_What you will do_
Can you restate the records below word for word?

(Items from a dataset)

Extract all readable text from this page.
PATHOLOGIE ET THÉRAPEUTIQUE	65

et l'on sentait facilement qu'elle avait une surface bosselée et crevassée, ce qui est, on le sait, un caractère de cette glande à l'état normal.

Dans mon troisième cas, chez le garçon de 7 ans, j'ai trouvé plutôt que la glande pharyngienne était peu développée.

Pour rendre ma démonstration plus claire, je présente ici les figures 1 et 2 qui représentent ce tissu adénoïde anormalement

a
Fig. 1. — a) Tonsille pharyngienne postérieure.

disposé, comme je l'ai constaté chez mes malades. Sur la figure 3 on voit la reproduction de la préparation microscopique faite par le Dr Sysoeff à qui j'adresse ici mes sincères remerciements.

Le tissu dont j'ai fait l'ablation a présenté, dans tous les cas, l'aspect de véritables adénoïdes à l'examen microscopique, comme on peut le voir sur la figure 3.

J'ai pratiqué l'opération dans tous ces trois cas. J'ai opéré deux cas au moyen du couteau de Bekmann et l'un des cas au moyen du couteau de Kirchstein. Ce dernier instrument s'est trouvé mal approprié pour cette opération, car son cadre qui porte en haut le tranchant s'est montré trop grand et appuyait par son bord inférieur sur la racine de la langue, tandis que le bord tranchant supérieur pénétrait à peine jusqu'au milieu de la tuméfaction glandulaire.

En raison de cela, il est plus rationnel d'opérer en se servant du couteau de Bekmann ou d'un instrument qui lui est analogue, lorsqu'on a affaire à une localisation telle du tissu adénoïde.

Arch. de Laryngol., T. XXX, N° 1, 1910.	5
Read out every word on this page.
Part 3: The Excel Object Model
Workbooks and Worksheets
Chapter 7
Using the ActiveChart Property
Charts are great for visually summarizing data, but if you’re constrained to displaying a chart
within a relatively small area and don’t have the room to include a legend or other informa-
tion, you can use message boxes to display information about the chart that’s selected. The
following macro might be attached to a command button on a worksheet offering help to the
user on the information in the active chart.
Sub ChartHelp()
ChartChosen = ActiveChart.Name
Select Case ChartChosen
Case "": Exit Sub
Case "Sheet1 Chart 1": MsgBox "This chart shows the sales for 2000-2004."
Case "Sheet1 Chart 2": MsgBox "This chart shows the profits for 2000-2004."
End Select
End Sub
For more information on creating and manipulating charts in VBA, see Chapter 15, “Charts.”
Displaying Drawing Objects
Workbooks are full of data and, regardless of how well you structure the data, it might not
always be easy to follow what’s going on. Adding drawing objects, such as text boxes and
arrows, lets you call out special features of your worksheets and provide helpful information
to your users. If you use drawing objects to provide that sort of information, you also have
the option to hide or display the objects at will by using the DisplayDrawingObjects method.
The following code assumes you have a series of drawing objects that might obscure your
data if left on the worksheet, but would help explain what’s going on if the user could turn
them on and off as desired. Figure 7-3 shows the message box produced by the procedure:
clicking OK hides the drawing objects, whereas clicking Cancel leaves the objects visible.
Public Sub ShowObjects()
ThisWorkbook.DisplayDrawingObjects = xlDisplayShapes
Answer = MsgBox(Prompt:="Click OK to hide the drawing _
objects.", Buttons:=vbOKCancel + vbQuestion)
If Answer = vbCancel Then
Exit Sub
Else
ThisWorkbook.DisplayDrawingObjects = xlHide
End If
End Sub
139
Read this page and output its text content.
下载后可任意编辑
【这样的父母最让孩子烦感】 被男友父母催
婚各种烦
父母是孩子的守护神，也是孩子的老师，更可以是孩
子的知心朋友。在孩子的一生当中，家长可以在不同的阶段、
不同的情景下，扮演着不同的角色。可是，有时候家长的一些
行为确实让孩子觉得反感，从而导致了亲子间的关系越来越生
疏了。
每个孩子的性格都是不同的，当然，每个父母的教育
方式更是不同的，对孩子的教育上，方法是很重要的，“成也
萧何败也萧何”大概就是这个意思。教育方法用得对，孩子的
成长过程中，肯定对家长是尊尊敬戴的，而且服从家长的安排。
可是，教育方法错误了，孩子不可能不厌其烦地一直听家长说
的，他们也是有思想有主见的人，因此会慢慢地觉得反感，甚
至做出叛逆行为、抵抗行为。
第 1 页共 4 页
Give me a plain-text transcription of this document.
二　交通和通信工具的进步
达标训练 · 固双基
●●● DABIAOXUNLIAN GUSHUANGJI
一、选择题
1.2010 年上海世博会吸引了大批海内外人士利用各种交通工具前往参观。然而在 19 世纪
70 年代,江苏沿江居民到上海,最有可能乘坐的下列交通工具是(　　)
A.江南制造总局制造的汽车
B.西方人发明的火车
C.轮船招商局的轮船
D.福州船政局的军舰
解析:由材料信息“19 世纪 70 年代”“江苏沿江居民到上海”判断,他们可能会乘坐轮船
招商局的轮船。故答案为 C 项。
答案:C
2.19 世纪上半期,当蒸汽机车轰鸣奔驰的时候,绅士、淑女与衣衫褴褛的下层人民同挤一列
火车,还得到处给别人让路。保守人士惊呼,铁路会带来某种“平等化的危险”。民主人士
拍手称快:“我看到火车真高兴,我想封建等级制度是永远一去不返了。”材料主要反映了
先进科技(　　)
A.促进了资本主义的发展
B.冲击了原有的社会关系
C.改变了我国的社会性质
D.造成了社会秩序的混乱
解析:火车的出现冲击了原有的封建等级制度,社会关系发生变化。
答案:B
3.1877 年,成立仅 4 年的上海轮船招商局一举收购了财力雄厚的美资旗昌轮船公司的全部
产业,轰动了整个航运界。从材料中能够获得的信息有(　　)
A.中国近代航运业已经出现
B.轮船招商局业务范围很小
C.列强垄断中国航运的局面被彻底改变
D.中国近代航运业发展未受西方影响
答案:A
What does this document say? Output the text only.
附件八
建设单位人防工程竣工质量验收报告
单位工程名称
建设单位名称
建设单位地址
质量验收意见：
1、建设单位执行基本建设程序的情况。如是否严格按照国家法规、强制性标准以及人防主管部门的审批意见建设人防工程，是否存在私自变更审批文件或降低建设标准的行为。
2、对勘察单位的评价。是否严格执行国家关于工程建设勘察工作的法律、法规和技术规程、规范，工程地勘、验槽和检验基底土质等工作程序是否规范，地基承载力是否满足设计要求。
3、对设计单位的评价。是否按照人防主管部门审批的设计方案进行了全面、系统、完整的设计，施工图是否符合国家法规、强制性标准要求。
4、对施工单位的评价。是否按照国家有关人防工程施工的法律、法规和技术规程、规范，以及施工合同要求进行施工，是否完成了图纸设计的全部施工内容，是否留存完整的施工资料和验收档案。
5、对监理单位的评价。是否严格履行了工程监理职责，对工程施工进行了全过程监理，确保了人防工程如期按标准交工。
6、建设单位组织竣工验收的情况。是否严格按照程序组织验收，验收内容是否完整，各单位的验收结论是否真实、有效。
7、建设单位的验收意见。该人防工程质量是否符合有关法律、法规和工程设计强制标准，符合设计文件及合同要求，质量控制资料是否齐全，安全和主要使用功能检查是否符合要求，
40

_Worked answer_
Extract all readable text from this page.
PATHOLOGIE ET THÉRAPEUTIQUE	65

et l'on sentait facilement qu'elle avait une surface bosselée et crevassée, ce qui est, on le sait, un caractère de cette glande à l'état normal.

Dans mon troisième cas, chez le garçon de 7 ans, j'ai trouvé plutôt que la glande pharyngienne était peu développée.

Pour rendre ma démonstration plus claire, je présente ici les figures 1 et 2 qui représentent ce tissu adénoïde anormalement

a
Fig. 1. — a) Tonsille pharyngienne postérieure.

disposé, comme je l'ai constaté chez mes malades. Sur la figure 3 on voit la reproduction de la préparation microscopique faite par le Dr Sysoeff à qui j'adresse ici mes sincères remerciements.

Le tissu dont j'ai fait l'ablation a présenté, dans tous les cas, l'aspect de véritables adénoïdes à l'examen microscopique, comme on peut le voir sur la figure 3.

J'ai pratiqué l'opération dans tous ces trois cas. J'ai opéré deux cas au moyen du couteau de Bekmann et l'un des cas au moyen du couteau de Kirchstein. Ce dernier instrument s'est trouvé mal approprié pour cette opération, car son cadre qui porte en haut le tranchant s'est montré trop grand et appuyait par son bord inférieur sur la racine de la langue, tandis que le bord tranchant supérieur pénétrait à peine jusqu'au milieu de la tuméfaction glandulaire.

En raison de cela, il est plus rationnel d'opérer en se servant du couteau de Bekmann ou d'un instrument qui lui est analogue, lorsqu'on a affaire à une localisation telle du tissu adénoïde.

Arch. de Laryngol., T. XXX, N° 1, 1910.	5
Read out every word on this page.
Part 3: The Excel Object Model
Workbooks and Worksheets
Chapter 7
Using the ActiveChart Property
Charts are great for visually summarizing data, but if you’re constrained to displaying a chart
within a relatively small area and don’t have the room to include a legend or other informa-
tion, you can use message boxes to display information about the chart that’s selected. The
following macro might be attached to a command button on a worksheet offering help to the
user on the information in the active chart.
Sub ChartHelp()
ChartChosen = ActiveChart.Name
Select Case ChartChosen
Case "": Exit Sub
Case "Sheet1 Chart 1": MsgBox "This chart shows the sales for 2000-2004."
Case "Sheet1 Chart 2": MsgBox "This chart shows the profits for 2000-2004."
End Select
End Sub
For more information on creating and manipulating charts in VBA, see Chapter 15, “Charts.”
Displaying Drawing Objects
Workbooks are full of data and, regardless of how well you structure the data, it might not
always be easy to follow what’s going on. Adding drawing objects, such as text boxes and
arrows, lets you call out special features of your worksheets and provide helpful information
to your users. If you use drawing objects to provide that sort of information, you also have
the option to hide or display the objects at will by using the DisplayDrawingObjects method.
The following code assumes you have a series of drawing objects that might obscure your
data if left on the worksheet, but would help explain what’s going on if the user could turn
them on and off as desired. Figure 7-3 shows the message box produced by the procedure:
clicking OK hides the drawing objects, whereas clicking Cancel leaves the objects visible.
Public Sub ShowObjects()
ThisWorkbook.DisplayDrawingObjects = xlDisplayShapes
Answer = MsgBox(Prompt:="Click OK to hide the drawing _
objects.", Buttons:=vbOKCancel + vbQuestion)
If Answer = vbCancel Then
Exit Sub
Else
ThisWorkbook.DisplayDrawingObjects = xlHide
End If
End Sub
139
Read this page and output its text content.
下载后可任意编辑
【这样的父母最让孩子烦感】 被男友父母催
婚各种烦
父母是孩子的守护神，也是孩子的老师，更可以是孩
子的知心朋友。在孩子的一生当中，家长可以在不同的阶段、
不同的情景下，扮演着不同的角色。可是，有时候家长的一些
行为确实让孩子觉得反感，从而导致了亲子间的关系越来越生
疏了。
每个孩子的性格都是不同的，当然，每个父母的教育
方式更是不同的，对孩子的教育上，方法是很重要的，“成也
萧何败也萧何”大概就是这个意思。教育方法用得对，孩子的
成长过程中，肯定对家长是尊尊敬戴的，而且服从家长的安排。
可是，教育方法错误了，孩子不可能不厌其烦地一直听家长说
的，他们也是有思想有主见的人，因此会慢慢地觉得反感，甚
至做出叛逆行为、抵抗行为。
第 1 页共 4 页
Give me a plain-text transcription of this document.
二　交通和通信工具的进步
达标训练 · 固双基
●●● DABIAOXUNLIAN GUSHUANGJI
一、选择题
1.2010 年上海世博会吸引了大批海内外人士利用各种交通工具前往参观。然而在 19 世纪
70 年代,江苏沿江居民到上海,最有可能乘坐的下列交通工具是(　　)
A.江南制造总局制造的汽车
B.西方人发明的火车
C.轮船招商局的轮船
D.福州船政局的军舰
解析:由材料信息“19 世纪 70 年代”“江苏沿江居民到上海”判断,他们可能会乘坐轮船
招商局的轮船。故答案为 C 项。
答案:C
2.19 世纪上半期,当蒸汽机车轰鸣奔驰的时候,绅士、淑女与衣衫褴褛的下层人民同挤一列
火车,还得到处给别人让路。保守人士惊呼,铁路会带来某种“平等化的危险”。民主人士
拍手称快:“我看到火车真高兴,我想封建等级制度是永远一去不返了。”材料主要反映了
先进科技(　　)
A.促进了资本主义的发展
B.冲击了原有的社会关系
C.改变了我国的社会性质
D.造成了社会秩序的混乱
解析:火车的出现冲击了原有的封建等级制度,社会关系发生变化。
答案:B
3.1877 年,成立仅 4 年的上海轮船招商局一举收购了财力雄厚的美资旗昌轮船公司的全部
产业,轰动了整个航运界。从材料中能够获得的信息有(　　)
A.中国近代航运业已经出现
B.轮船招商局业务范围很小
C.列强垄断中国航运的局面被彻底改变
D.中国近代航运业发展未受西方影响
答案:A
What does this document say? Output the text only.
附件八
建设单位人防工程竣工质量验收报告
单位工程名称
建设单位名称
建设单位地址
质量验收意见：
1、建设单位执行基本建设程序的情况。如是否严格按照国家法规、强制性标准以及人防主管部门的审批意见建设人防工程，是否存在私自变更审批文件或降低建设标准的行为。
2、对勘察单位的评价。是否严格执行国家关于工程建设勘察工作的法律、法规和技术规程、规范，工程地勘、验槽和检验基底土质等工作程序是否规范，地基承载力是否满足设计要求。
3、对设计单位的评价。是否按照人防主管部门审批的设计方案进行了全面、系统、完整的设计，施工图是否符合国家法规、强制性标准要求。
4、对施工单位的评价。是否按照国家有关人防工程施工的法律、法规和技术规程、规范，以及施工合同要求进行施工，是否完成了图纸设计的全部施工内容，是否留存完整的施工资料和验收档案。
5、对监理单位的评价。是否严格履行了工程监理职责，对工程施工进行了全过程监理，确保了人防工程如期按标准交工。
6、建设单位组织竣工验收的情况。是否严格按照程序组织验收，验收内容是否完整，各单位的验收结论是否真实、有效。
7、建设单位的验收意见。该人防工程质量是否符合有关法律、法规和工程设计强制标准，符合设计文件及合同要求，质量控制资料是否齐全，安全和主要使用功能检查是否符合要求，
40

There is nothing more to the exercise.